- _EXTRAIT DU TEXTE_:
══════════════════════════════

La manifestation des émotions révèle une certaine dichotomie et le sport n’échappe pas à ce constat.
Il n’y a pas de bonnes ou mauvaises émotions, à proprement parler. Même la colère, lorsqu’elle est correctement contrôlée, peut être bénéfique. Ce sont les manifestations de ces émotions qui, dans leur contexte, paraissent acceptables ou non. On ne laisse pas exploser sa joie de la même manière lorsqu’on remporte une partie de snooker ou un match de football.
Comme vous le savez certainement, le sport permet de ressentir toutes les émotions existantes. En effet, ne dit-on pas qu’une vie se passe en un match de foot ?
De la joie à la déception, de l’enthousiasme et l’espoir aux regrets et à l’affliction.

══════════════════════════════

- _LIGNES ENREGISTRÉES_:

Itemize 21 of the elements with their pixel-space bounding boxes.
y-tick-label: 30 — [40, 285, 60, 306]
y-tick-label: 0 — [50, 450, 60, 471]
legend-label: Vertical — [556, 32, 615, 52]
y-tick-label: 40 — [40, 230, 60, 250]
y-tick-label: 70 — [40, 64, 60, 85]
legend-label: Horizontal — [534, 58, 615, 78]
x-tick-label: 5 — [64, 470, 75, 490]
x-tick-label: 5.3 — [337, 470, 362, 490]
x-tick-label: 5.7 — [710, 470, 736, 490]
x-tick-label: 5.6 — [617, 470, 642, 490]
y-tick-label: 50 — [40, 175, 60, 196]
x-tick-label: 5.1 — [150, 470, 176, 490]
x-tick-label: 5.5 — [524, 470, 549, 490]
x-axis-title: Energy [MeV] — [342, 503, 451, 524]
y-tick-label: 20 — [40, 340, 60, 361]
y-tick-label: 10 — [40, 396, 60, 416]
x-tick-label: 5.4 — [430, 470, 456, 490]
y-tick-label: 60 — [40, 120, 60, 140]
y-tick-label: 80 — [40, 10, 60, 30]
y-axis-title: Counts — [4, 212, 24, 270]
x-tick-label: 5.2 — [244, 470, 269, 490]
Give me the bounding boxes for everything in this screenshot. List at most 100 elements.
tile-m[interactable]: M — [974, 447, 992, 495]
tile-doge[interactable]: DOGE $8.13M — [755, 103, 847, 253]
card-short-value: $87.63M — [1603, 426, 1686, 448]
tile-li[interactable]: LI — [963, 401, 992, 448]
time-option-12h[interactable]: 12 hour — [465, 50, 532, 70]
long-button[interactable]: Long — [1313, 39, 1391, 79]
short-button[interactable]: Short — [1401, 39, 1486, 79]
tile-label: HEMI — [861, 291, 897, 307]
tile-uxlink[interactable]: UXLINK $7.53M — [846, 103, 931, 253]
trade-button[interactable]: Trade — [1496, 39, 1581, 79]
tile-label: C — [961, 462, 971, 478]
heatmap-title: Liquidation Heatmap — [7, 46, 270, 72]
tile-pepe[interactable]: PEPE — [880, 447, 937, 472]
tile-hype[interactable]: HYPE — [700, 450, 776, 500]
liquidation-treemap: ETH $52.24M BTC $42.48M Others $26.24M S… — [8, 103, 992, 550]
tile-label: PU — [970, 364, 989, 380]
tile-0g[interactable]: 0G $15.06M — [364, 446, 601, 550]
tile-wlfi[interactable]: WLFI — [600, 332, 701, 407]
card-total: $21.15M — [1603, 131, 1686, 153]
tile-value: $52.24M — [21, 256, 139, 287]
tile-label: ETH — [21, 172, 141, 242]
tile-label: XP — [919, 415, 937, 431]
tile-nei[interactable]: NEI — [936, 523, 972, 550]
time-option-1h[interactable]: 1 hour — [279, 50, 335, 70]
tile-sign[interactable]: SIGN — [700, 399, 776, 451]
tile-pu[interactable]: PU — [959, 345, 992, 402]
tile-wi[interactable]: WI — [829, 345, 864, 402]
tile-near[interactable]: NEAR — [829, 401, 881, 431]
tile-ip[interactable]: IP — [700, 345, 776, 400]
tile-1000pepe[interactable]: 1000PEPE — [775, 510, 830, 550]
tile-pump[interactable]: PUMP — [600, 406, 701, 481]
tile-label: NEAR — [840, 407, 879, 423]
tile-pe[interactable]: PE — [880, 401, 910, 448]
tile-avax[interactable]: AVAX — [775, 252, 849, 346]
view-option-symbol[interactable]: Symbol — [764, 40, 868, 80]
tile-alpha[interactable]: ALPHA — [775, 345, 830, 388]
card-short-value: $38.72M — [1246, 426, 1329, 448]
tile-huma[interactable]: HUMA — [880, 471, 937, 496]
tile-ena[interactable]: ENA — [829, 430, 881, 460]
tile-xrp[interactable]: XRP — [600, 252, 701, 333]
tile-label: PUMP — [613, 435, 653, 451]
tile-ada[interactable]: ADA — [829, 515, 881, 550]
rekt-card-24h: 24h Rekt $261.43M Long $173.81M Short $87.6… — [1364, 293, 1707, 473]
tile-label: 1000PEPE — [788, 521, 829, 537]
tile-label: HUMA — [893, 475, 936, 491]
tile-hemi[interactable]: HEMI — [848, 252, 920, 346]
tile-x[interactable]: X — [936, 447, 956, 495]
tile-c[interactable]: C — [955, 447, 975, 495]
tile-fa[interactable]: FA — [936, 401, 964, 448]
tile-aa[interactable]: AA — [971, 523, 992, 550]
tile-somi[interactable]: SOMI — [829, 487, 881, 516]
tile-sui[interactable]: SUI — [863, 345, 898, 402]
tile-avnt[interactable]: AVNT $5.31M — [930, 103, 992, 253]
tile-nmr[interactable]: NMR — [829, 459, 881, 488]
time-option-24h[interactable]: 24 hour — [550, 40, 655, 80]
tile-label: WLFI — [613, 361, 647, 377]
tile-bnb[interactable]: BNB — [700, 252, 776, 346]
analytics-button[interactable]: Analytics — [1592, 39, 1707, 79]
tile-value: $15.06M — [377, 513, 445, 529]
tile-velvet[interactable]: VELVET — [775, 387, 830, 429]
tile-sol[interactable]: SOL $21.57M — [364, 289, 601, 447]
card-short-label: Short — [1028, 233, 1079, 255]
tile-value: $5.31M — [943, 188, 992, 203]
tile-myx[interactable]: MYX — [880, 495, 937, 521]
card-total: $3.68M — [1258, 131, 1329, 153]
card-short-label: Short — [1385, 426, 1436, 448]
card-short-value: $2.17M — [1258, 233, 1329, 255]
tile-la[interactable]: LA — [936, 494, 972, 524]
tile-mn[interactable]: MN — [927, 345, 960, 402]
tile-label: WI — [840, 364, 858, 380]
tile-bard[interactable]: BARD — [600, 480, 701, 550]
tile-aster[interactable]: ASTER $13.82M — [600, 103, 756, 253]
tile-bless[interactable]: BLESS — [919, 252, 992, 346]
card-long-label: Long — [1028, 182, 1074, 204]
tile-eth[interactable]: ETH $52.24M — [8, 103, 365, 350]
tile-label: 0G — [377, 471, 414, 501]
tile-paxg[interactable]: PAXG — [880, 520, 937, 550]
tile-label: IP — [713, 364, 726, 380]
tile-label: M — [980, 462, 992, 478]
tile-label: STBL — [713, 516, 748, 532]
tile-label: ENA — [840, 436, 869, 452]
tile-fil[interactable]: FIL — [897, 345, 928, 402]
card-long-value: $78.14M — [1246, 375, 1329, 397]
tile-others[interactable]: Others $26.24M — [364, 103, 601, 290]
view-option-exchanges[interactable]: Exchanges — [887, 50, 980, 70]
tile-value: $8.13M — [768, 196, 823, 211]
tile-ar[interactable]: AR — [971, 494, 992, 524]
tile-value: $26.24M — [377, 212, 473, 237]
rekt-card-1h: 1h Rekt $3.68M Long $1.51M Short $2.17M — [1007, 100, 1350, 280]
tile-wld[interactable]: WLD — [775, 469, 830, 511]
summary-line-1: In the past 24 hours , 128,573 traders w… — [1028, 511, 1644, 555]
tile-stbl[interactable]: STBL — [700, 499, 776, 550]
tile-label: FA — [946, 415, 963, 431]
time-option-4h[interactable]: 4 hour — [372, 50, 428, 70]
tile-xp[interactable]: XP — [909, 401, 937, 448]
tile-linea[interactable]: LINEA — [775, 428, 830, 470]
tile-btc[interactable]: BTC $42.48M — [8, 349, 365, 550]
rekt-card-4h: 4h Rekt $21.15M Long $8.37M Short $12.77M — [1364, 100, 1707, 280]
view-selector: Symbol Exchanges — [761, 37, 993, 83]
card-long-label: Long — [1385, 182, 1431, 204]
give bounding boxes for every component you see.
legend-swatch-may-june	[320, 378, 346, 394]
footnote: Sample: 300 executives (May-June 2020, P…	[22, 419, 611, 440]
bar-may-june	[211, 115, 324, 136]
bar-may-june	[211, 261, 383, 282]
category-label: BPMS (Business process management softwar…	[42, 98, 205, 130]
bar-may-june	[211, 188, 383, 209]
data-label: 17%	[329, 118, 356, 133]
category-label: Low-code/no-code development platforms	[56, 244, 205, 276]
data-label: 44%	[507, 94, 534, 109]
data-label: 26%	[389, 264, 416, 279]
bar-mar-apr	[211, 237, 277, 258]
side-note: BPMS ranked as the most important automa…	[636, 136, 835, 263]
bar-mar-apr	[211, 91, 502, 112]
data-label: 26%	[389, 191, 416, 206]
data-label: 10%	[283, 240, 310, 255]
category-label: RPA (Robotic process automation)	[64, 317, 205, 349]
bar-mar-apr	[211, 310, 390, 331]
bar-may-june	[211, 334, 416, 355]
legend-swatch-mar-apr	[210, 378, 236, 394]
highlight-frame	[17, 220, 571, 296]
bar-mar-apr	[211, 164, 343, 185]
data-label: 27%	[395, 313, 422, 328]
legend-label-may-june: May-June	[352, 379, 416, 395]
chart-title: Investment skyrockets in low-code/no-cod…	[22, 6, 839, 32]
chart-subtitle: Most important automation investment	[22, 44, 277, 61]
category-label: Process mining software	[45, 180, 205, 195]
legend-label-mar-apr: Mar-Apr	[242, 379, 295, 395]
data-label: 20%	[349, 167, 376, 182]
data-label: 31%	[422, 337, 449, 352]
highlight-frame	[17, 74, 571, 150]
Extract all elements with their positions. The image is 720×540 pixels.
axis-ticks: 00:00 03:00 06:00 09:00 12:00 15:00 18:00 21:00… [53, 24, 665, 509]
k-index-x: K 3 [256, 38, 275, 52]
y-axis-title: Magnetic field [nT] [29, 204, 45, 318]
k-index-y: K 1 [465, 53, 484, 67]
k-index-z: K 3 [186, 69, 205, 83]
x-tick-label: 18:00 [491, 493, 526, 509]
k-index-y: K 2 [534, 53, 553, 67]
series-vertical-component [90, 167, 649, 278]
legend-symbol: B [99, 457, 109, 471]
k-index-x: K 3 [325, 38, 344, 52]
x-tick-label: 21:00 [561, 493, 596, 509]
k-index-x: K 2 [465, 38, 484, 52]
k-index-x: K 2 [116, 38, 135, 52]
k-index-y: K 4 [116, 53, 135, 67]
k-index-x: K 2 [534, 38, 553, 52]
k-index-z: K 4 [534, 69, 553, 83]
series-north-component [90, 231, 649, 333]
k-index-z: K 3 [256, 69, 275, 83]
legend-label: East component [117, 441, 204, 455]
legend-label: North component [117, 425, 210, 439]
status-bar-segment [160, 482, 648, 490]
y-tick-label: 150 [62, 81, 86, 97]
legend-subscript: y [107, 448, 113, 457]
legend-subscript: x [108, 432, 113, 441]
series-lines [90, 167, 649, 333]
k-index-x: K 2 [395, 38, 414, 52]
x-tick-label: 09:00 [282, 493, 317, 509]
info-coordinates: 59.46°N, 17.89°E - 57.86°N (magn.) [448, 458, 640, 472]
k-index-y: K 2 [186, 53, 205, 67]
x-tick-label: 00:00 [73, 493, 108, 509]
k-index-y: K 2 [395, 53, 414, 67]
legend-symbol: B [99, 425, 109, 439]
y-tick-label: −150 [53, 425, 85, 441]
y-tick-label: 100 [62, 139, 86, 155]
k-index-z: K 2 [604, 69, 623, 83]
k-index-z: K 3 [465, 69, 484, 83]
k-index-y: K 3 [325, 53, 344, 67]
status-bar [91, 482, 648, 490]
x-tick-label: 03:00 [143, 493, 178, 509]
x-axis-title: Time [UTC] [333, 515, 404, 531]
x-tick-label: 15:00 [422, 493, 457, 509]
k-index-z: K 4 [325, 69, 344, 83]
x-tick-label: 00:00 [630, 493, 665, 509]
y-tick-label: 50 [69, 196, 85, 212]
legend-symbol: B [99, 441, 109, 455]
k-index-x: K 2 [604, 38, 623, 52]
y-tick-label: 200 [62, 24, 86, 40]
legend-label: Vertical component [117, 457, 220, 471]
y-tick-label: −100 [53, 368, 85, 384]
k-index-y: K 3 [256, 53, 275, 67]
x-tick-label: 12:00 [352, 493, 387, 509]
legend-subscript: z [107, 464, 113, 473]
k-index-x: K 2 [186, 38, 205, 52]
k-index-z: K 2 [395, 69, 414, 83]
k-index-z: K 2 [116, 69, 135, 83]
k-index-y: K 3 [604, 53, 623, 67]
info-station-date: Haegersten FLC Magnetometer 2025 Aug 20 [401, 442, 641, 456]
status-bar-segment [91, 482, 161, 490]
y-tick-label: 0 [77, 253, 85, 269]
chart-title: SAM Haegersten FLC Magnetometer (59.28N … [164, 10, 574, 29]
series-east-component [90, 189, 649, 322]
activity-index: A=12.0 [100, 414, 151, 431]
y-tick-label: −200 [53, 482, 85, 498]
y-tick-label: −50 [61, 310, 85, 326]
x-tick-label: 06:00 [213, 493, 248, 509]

══════════════════════════════

- _EXERCICES À RÉALISER_:
• 1. Répondez brièvement, d'après le texte sur les émotions dans le sport :
(a) Quelle émotion peut être bénéfique lorsqu'elle est correctement contrôlée ?
(b) Quels deux sports sont mis en parallèle à propos de la manière de laisser exploser sa joie ?
(c) Selon l'expression citée, qu'est-ce qui se passe en un match de foot ?
• 2. Poursuivez le texte sur les émotions dans le sport en reprenant après sa dernière phrase.
Les items constituent un matériau distinct du texte sur les émotions dans le sport.

- _RÉPONSES AUX EXERCICES_:
• 1.
(a) La colère.
(b) Le snooker et le football.
(c) Une vie.

• 2.
Roland Barthes l’avait compris, lorsqu’il faisait du récit du tour de France une véritable épopée extraordinaire. Ces foules s’amassant le long des routes escarpées afin de voir leur champion passer, espérant peut-être les toucher. Que d’engouement, de ferveur, et que de pleurs lorsque son favoris craque ! Malheureusement aujourd’hui les rebondissements du Tour sont plus liés aux nombreuses affaires de dopage qu’à la course elle-même.
Les terrains de foot eux-mêmes ne sont-ils pas de grandes arènes dans lesquelles se battent des gladiateurs au péril de leur vie ? La comparaison semble peut-être exagérée, mais n’est-ce pas de cette manière que le public et les commentateurs le vivent ? A l’image de Bernard Jonzier qui ne peut dissimuler ces émotions, alors que « Tom Tom » ne vient que de dépasser le dixième coureur !
Mais ces émotions parfois mal gérées peuvent laisser place à des débordements.
Comme Jean-Marie Brohm le surnomme, l’ « opium du peuple » engendre une foule d’émotions parfois difficiles à contenir. Tous ces gens dont la vie dépend de l’issue du match du samedi soir ne vivent que par et pour le sport. Cela allant parfois jusqu’à de violents affrontements entre hordes de supporters en ébullition.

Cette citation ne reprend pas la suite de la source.